EXERCISE REQUIREMENTS
Every record should be written out exactly, with the pictures left out.

===

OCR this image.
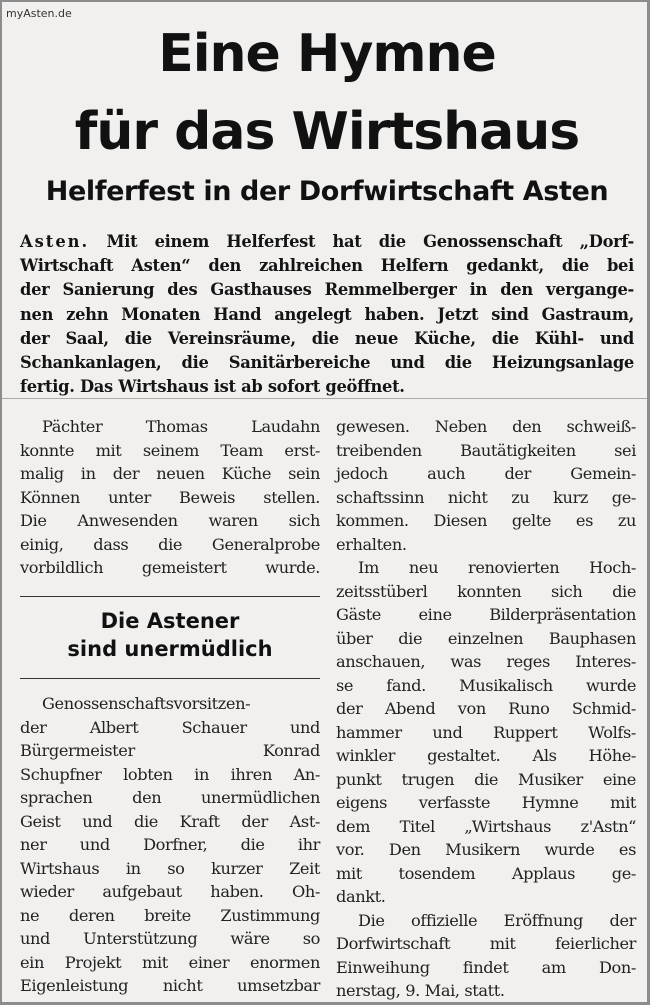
myAsten.de
Eine Hymne
für das Wirtshaus
Helferfest in der Dorfwirtschaft Asten
Asten. Mit einem Helferfest hat die Genossenschaft „Dorf-
Wirtschaft Asten“ den zahlreichen Helfern gedankt, die bei
der Sanierung des Gasthauses Remmelberger in den vergange-
nen zehn Monaten Hand angelegt haben. Jetzt sind Gastraum,
der Saal, die Vereinsräume, die neue Küche, die Kühl- und
Schankanlagen, die Sanitärbereiche und die Heizungsanlage
fertig. Das Wirtshaus ist ab sofort geöffnet.
Pächter Thomas Laudahn
konnte mit seinem Team erst-
malig in der neuen Küche sein
Können unter Beweis stellen.
Die Anwesenden waren sich
einig, dass die Generalprobe
vorbildlich gemeistert wurde.
Die Astener
sind unermüdlich
Genossenschaftsvorsitzen-
der Albert Schauer und
Bürgermeister Konrad
Schupfner lobten in ihren An-
sprachen den unermüdlichen
Geist und die Kraft der Ast-
ner und Dorfner, die ihr
Wirtshaus in so kurzer Zeit
wieder aufgebaut haben. Oh-
ne deren breite Zustimmung
und Unterstützung wäre so
ein Projekt mit einer enormen
Eigenleistung nicht umsetzbar
gewesen. Neben den schweiß-
treibenden Bautätigkeiten sei
jedoch auch der Gemein-
schaftssinn nicht zu kurz ge-
kommen. Diesen gelte es zu
erhalten.
Im neu renovierten Hoch-
zeitsstüberl konnten sich die
Gäste eine Bilderpräsentation
über die einzelnen Bauphasen
anschauen, was reges Interes-
se fand. Musikalisch wurde
der Abend von Runo Schmid-
hammer und Ruppert Wolfs-
winkler gestaltet. Als Höhe-
punkt trugen die Musiker eine
eigens verfasste Hymne mit
dem Titel „Wirtshaus z'Astn“
vor. Den Musikern wurde es
mit tosendem Applaus ge-
dankt.
Die offizielle Eröffnung der
Dorfwirtschaft mit feierlicher
Einweihung findet am Don-
nerstag, 9. Mai, statt.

===

SOLUTION BELOW
OCR this image.
myAsten.de
Eine Hymne
für das Wirtshaus
Helferfest in der Dorfwirtschaft Asten
Asten. Mit einem Helferfest hat die Genossenschaft „Dorf-
Wirtschaft Asten“ den zahlreichen Helfern gedankt, die bei
der Sanierung des Gasthauses Remmelberger in den vergange-
nen zehn Monaten Hand angelegt haben. Jetzt sind Gastraum,
der Saal, die Vereinsräume, die neue Küche, die Kühl- und
Schankanlagen, die Sanitärbereiche und die Heizungsanlage
fertig. Das Wirtshaus ist ab sofort geöffnet.
Pächter Thomas Laudahn
konnte mit seinem Team erst-
malig in der neuen Küche sein
Können unter Beweis stellen.
Die Anwesenden waren sich
einig, dass die Generalprobe
vorbildlich gemeistert wurde.
Die Astener
sind unermüdlich
Genossenschaftsvorsitzen-
der Albert Schauer und
Bürgermeister Konrad
Schupfner lobten in ihren An-
sprachen den unermüdlichen
Geist und die Kraft der Ast-
ner und Dorfner, die ihr
Wirtshaus in so kurzer Zeit
wieder aufgebaut haben. Oh-
ne deren breite Zustimmung
und Unterstützung wäre so
ein Projekt mit einer enormen
Eigenleistung nicht umsetzbar
gewesen. Neben den schweiß-
treibenden Bautätigkeiten sei
jedoch auch der Gemein-
schaftssinn nicht zu kurz ge-
kommen. Diesen gelte es zu
erhalten.
Im neu renovierten Hoch-
zeitsstüberl konnten sich die
Gäste eine Bilderpräsentation
über die einzelnen Bauphasen
anschauen, was reges Interes-
se fand. Musikalisch wurde
der Abend von Runo Schmid-
hammer und Ruppert Wolfs-
winkler gestaltet. Als Höhe-
punkt trugen die Musiker eine
eigens verfasste Hymne mit
dem Titel „Wirtshaus z'Astn“
vor. Den Musikern wurde es
mit tosendem Applaus ge-
dankt.
Die offizielle Eröffnung der
Dorfwirtschaft mit feierlicher
Einweihung findet am Don-
nerstag, 9. Mai, statt.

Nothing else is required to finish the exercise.